Quote verbatim the passage of the book description from "Making Art Together is a bold, beautifully" to "on the web.".

## Start Quoted text

Artist Mark Cooper aims to change the way you think about making art with kids.
Working with schools around the country, Cooper has brought together scores of teachers and hundreds of children to make remarkable collaborative art that has enlivened classrooms and public spaces and been displayed in the nation's most prestigious museums.
In this inspiring, practical, idea-filled book, Cooper shows how any teacher—not just art teachers—can imagine and execute similar projects in their own classrooms.
But more than that, Cooper transforms our sense of possibilities, arguing for a new view of art in schools. Making Art Together is a book about art education structured around big ideas: that adults can flourish in the role of Master Artist, that the perspective of contemporary art offers liberating possibilities for rethinking art in schools, that art can and should be about the larger world, and thus naturally ties in to all areas of the curriculum.
Most of all, Cooper shows us the power of collaboration. From mammoth, freestanding sculptures to billboards against violence to maps of the world, the projects here are all planned, designed, and completed by children themselves. The resulting artwork is complex and ambitious on a scale that would be out of reach for any individual child. Working collaboratively, using a distinctly democratic model, kids actually think and work like adult artists throughout every stage of the project. Together the sky's the limit—the artistic and educational opportunities are boundless.
Making Art Together is a bold, beautifully illustrated book that could—at a time when art budgets are being slashed—revitalize our sense of what art in schools can accomplish.
About the Author
Mark A. Cooper was born in London and moved with his wife and son to the U.S. in 2003. When his 12-year-old son's grades improved after reading the "Harry Potter "series, Mark decided to encourage literacy with his own novel. He self-published "Fledgling: Jason Steed "and the novel has enjoyed huge success and a devoted following on the web.

## End Quoted text
## Start Data section

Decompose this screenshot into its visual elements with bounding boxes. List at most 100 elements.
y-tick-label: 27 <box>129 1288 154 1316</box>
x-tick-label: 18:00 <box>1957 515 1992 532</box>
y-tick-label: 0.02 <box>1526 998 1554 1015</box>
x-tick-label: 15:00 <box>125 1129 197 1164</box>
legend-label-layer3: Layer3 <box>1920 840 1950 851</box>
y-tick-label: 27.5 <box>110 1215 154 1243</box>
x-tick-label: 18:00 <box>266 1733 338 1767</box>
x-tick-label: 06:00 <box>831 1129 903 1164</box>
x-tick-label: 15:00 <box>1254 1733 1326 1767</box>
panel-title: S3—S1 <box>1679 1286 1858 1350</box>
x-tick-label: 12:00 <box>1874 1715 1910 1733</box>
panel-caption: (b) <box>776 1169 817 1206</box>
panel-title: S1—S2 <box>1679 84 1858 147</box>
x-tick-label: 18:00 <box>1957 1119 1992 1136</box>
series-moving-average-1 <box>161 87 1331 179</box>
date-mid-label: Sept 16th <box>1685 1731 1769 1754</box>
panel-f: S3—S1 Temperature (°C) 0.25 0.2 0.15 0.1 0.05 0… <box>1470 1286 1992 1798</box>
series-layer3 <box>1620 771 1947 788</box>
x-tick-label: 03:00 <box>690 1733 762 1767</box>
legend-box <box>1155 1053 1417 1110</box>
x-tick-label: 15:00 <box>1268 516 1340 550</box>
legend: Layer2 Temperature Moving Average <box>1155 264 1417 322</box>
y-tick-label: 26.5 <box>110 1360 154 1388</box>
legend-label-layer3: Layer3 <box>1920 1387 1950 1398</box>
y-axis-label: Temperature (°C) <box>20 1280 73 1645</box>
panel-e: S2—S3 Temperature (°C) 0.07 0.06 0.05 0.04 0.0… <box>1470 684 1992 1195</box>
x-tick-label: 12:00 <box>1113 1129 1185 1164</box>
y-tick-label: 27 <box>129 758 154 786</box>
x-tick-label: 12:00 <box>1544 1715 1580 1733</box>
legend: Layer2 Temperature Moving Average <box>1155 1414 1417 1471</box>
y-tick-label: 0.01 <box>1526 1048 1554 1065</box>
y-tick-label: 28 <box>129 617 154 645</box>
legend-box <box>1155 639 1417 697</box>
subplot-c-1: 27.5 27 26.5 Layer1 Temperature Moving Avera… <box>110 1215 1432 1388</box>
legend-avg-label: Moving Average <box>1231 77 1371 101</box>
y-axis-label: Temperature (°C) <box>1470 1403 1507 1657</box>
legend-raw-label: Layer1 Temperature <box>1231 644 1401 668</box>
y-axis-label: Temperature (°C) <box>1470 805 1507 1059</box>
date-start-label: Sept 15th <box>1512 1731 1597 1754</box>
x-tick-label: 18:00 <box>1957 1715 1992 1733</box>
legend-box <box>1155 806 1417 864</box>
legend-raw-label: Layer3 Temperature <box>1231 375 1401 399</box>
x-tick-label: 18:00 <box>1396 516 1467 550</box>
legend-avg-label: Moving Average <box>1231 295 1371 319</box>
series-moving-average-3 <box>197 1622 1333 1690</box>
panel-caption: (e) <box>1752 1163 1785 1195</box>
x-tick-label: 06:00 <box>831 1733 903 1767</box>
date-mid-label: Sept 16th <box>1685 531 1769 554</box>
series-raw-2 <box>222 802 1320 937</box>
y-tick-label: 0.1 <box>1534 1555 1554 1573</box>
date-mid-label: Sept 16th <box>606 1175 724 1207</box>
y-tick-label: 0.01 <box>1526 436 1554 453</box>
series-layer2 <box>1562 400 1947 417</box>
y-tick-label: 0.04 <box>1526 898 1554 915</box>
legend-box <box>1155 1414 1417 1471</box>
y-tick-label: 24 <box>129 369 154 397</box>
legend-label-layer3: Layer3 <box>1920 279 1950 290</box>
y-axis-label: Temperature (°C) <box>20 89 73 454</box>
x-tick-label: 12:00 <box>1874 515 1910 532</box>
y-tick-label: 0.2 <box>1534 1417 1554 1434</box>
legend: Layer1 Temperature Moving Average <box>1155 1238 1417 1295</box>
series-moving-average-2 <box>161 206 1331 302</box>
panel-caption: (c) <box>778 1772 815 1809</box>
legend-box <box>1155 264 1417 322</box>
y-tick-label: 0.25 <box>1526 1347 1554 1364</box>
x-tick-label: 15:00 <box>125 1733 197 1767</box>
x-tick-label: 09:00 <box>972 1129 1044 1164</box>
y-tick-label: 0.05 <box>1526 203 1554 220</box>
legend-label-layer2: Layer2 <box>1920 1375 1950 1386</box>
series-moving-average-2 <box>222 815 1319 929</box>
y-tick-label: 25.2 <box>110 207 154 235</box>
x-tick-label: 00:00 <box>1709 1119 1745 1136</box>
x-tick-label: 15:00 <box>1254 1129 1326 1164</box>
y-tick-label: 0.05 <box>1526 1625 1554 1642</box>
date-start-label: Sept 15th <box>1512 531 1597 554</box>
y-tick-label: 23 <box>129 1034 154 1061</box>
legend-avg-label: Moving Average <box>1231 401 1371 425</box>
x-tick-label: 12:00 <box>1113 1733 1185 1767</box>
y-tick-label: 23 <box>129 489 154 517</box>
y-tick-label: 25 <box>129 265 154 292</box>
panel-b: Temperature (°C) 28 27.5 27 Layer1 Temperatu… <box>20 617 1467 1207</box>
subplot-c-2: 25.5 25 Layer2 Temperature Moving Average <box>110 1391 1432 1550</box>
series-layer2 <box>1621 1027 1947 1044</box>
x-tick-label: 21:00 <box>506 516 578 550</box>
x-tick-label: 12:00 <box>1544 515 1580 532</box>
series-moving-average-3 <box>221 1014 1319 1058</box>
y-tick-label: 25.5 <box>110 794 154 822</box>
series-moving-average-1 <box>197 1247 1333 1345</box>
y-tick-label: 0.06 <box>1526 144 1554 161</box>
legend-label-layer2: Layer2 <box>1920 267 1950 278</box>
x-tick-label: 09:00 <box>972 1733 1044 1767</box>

## End Data section

Response ->
Making Art Together is a bold, beautifully illustrated book that could—at a time when art budgets are being slashed—revitalize our sense of what art in schools can accomplish.
About the Author
Mark A. Cooper was born in London and moved with his wife and son to the U.S. in 2003. When his 12-year-old son's grades improved after reading the "Harry Potter "series, Mark decided to encourage literacy with his own novel. He self-published "Fledgling: Jason Steed "and the novel has enjoyed huge success and a devoted following on the web.